***** Dataset rows

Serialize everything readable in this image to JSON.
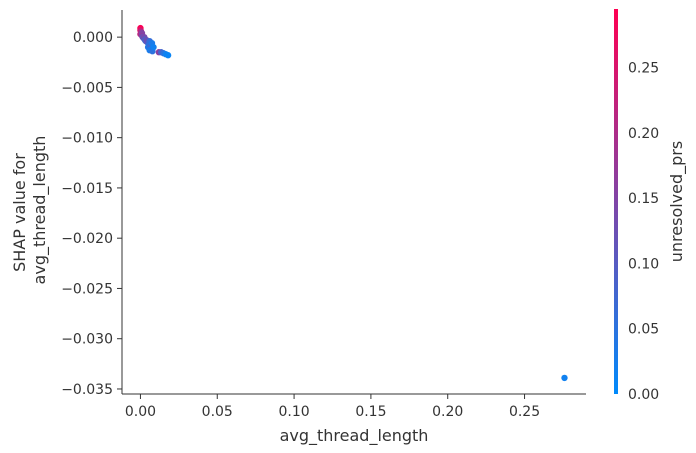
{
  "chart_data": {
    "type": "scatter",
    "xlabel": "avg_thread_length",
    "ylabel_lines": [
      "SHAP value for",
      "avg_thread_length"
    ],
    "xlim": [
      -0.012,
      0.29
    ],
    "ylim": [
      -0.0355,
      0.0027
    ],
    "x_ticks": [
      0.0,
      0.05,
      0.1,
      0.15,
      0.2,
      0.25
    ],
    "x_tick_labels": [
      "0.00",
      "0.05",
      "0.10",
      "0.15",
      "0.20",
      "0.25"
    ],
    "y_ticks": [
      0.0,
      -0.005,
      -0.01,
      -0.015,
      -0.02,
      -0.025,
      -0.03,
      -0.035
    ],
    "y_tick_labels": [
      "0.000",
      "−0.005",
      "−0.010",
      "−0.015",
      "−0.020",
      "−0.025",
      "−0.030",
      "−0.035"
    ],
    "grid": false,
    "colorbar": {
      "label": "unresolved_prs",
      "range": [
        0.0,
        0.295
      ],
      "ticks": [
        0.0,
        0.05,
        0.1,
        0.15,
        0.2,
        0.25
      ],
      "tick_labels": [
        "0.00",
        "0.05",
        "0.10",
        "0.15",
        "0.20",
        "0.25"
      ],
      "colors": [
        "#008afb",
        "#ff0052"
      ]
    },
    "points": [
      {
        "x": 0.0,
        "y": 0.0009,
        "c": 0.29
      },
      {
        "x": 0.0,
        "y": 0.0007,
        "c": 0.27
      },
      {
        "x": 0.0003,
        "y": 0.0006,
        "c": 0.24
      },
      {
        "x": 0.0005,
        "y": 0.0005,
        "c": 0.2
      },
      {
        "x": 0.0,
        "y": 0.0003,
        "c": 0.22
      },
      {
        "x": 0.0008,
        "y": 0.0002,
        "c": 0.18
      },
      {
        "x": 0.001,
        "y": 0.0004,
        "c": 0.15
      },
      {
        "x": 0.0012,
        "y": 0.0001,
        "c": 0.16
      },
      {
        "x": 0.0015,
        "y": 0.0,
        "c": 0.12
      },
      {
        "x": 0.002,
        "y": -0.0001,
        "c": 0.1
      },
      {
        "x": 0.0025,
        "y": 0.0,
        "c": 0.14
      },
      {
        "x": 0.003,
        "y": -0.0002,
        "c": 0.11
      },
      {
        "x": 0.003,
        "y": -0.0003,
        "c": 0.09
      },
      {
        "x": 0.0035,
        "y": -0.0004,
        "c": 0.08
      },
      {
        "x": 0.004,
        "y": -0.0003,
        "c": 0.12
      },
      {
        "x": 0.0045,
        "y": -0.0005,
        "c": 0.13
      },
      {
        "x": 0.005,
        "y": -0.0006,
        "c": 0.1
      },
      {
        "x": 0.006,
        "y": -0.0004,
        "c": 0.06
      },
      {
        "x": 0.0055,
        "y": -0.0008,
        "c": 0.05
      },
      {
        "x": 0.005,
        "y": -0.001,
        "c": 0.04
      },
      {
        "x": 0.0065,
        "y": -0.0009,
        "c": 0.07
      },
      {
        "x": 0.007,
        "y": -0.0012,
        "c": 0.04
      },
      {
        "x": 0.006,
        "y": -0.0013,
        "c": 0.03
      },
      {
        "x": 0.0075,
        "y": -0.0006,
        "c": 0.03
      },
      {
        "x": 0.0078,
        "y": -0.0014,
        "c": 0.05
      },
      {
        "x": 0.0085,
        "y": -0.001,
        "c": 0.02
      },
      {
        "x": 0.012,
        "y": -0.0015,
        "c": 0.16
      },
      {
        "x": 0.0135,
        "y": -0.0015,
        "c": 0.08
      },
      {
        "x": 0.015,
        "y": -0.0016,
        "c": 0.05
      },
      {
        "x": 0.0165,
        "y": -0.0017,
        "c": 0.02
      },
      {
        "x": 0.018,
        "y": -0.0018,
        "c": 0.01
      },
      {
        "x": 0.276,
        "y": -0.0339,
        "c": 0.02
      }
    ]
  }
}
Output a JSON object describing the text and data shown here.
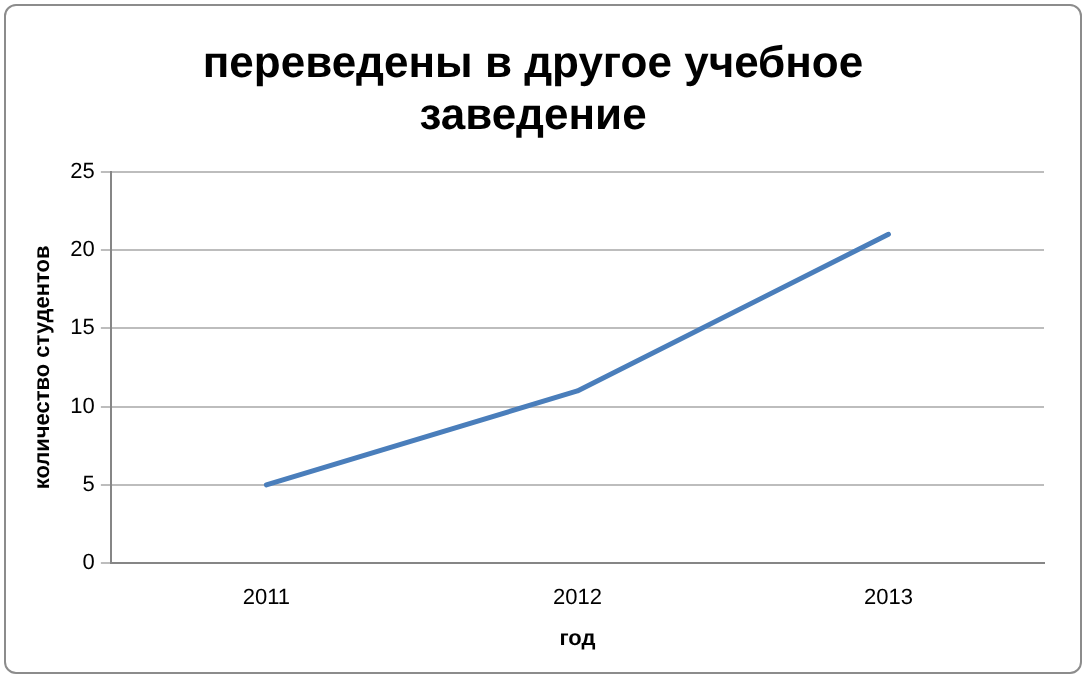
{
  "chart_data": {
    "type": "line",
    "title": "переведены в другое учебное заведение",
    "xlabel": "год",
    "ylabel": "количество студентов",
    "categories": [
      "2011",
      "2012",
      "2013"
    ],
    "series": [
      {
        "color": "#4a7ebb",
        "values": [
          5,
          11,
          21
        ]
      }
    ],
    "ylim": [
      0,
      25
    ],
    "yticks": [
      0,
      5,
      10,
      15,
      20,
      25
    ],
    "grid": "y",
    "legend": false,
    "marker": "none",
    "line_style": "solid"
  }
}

**********

Reproduce every line precisely as given, omitting all pictures.

=== Task response ===
Serialize everything readable in this image to JSON.
{
  "chart_data": {
    "type": "scatter",
    "xlabel": "avg_thread_length",
    "ylabel_lines": [
      "SHAP value for",
      "avg_thread_length"
    ],
    "xlim": [
      -0.012,
      0.29
    ],
    "ylim": [
      -0.0355,
      0.0027
    ],
    "x_ticks": [
      0.0,
      0.05,
      0.1,
      0.15,
      0.2,
      0.25
    ],
    "x_tick_labels": [
      "0.00",
      "0.05",
      "0.10",
      "0.15",
      "0.20",
      "0.25"
    ],
    "y_ticks": [
      0.0,
      -0.005,
      -0.01,
      -0.015,
      -0.02,
      -0.025,
      -0.03,
      -0.035
    ],
    "y_tick_labels": [
      "0.000",
      "−0.005",
      "−0.010",
      "−0.015",
      "−0.020",
      "−0.025",
      "−0.030",
      "−0.035"
    ],
    "grid": false,
    "colorbar": {
      "label": "unresolved_prs",
      "range": [
        0.0,
        0.295
      ],
      "ticks": [
        0.0,
        0.05,
        0.1,
        0.15,
        0.2,
        0.25
      ],
      "tick_labels": [
        "0.00",
        "0.05",
        "0.10",
        "0.15",
        "0.20",
        "0.25"
      ],
      "colors": [
        "#008afb",
        "#ff0052"
      ]
    },
    "points": [
      {
        "x": 0.0,
        "y": 0.0009,
        "c": 0.29
      },
      {
        "x": 0.0,
        "y": 0.0007,
        "c": 0.27
      },
      {
        "x": 0.0003,
        "y": 0.0006,
        "c": 0.24
      },
      {
        "x": 0.0005,
        "y": 0.0005,
        "c": 0.2
      },
      {
        "x": 0.0,
        "y": 0.0003,
        "c": 0.22
      },
      {
        "x": 0.0008,
        "y": 0.0002,
        "c": 0.18
      },
      {
        "x": 0.001,
        "y": 0.0004,
        "c": 0.15
      },
      {
        "x": 0.0012,
        "y": 0.0001,
        "c": 0.16
      },
      {
        "x": 0.0015,
        "y": 0.0,
        "c": 0.12
      },
      {
        "x": 0.002,
        "y": -0.0001,
        "c": 0.1
      },
      {
        "x": 0.0025,
        "y": 0.0,
        "c": 0.14
      },
      {
        "x": 0.003,
        "y": -0.0002,
        "c": 0.11
      },
      {
        "x": 0.003,
        "y": -0.0003,
        "c": 0.09
      },
      {
        "x": 0.0035,
        "y": -0.0004,
        "c": 0.08
      },
      {
        "x": 0.004,
        "y": -0.0003,
        "c": 0.12
      },
      {
        "x": 0.0045,
        "y": -0.0005,
        "c": 0.13
      },
      {
        "x": 0.005,
        "y": -0.0006,
        "c": 0.1
      },
      {
        "x": 0.006,
        "y": -0.0004,
        "c": 0.06
      },
      {
        "x": 0.0055,
        "y": -0.0008,
        "c": 0.05
      },
      {
        "x": 0.005,
        "y": -0.001,
        "c": 0.04
      },
      {
        "x": 0.0065,
        "y": -0.0009,
        "c": 0.07
      },
      {
        "x": 0.007,
        "y": -0.0012,
        "c": 0.04
      },
      {
        "x": 0.006,
        "y": -0.0013,
        "c": 0.03
      },
      {
        "x": 0.0075,
        "y": -0.0006,
        "c": 0.03
      },
      {
        "x": 0.0078,
        "y": -0.0014,
        "c": 0.05
      },
      {
        "x": 0.0085,
        "y": -0.001,
        "c": 0.02
      },
      {
        "x": 0.012,
        "y": -0.0015,
        "c": 0.16
      },
      {
        "x": 0.0135,
        "y": -0.0015,
        "c": 0.08
      },
      {
        "x": 0.015,
        "y": -0.0016,
        "c": 0.05
      },
      {
        "x": 0.0165,
        "y": -0.0017,
        "c": 0.02
      },
      {
        "x": 0.018,
        "y": -0.0018,
        "c": 0.01
      },
      {
        "x": 0.276,
        "y": -0.0339,
        "c": 0.02
      }
    ]
  }
}
Output a JSON object describing the text and data shown here.
{
  "chart_data": {
    "type": "line",
    "title": "переведены в другое учебное заведение",
    "xlabel": "год",
    "ylabel": "количество студентов",
    "categories": [
      "2011",
      "2012",
      "2013"
    ],
    "series": [
      {
        "color": "#4a7ebb",
        "values": [
          5,
          11,
          21
        ]
      }
    ],
    "ylim": [
      0,
      25
    ],
    "yticks": [
      0,
      5,
      10,
      15,
      20,
      25
    ],
    "grid": "y",
    "legend": false,
    "marker": "none",
    "line_style": "solid"
  }
}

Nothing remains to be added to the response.